▶ MARCHE À SUIVRE: D'après le texte sur les échecs et réussites en EPS selon le sexe, quelle théorie permet d'expliquer les performances sportives des élèves ? Répondez en quelques mots, s'il vous plaît.

▶ TEXTE DE L'EXERCICE:

2.2. Une explication des échecs et réussite en EPS différente selon le sexe

En EPS, la théorie de Weiner permet d’expliquer les performances sportives des élèves bien que la dimension globalité ou généralité ait été introduite ultérieurement pour analyser les résultats des pratiquants en sport en général, dans une activité particulière ou même dans une habileté spécifique requise par le sport considéré. Les filles interprètent souvent leurs échecs à partir de causes internes et leurs succès à partir de causes instables quand les garçons rejettent leurs échecs sur des causes externes et leurs succès sur des causes stables et contrôlables. Schématiquement les filles se trouveraient « nulles » et incompétentes en EPS estimant qu’elles ne disposent pas des ressources nécessaires et elles expliqueraient leurs réussites par la chance ou la clémence de l’enseignant quand les garçons seraient persuadés du haut niveau de leurs habiletés et de leurs ressources qui justifieraient leurs succès, alors que leurs échecs seraient imputables à l’agencement de la situation, à la médiocrité de leurs partenaires, à la défectuosité du matériel… Lorsqu’il s’agit de réussite, dans le domaine sportif, les filles privilégient la thèse de l’assiduité à l’entraînement, de la répétition, de l’application quand les garçons retiennent davantage l’exploitation de leurs qualités physiques.

▶ DONNÉES EXTRAITES:
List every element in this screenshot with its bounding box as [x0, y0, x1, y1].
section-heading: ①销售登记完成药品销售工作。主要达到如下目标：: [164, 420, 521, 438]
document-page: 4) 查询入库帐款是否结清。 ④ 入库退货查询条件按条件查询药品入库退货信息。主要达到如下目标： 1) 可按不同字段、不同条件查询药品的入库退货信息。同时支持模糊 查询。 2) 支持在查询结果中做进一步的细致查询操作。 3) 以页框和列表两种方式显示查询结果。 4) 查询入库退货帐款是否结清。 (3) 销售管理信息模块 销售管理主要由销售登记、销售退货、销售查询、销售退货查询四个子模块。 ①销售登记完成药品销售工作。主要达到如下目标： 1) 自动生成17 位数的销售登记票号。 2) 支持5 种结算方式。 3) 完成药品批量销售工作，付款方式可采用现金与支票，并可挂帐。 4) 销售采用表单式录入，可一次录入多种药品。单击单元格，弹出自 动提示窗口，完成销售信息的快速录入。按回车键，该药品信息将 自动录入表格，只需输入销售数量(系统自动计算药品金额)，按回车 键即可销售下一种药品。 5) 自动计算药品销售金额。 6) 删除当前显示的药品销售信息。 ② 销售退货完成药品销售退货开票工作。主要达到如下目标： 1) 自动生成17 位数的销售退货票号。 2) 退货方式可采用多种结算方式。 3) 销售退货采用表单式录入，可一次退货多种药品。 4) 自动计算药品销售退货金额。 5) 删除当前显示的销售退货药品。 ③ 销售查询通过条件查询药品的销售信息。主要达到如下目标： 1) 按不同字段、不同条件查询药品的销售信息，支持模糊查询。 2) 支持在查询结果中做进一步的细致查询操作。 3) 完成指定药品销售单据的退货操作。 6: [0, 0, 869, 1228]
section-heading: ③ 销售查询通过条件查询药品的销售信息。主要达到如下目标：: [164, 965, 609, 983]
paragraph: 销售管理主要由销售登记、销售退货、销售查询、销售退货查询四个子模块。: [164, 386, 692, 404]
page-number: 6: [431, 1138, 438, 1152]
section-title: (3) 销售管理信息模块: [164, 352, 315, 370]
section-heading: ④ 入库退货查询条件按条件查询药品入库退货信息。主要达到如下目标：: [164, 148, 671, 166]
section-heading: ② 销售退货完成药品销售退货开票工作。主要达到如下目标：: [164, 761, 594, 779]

▶ RÉSULTAT DE L'EXERCICE: La théorie de Weiner.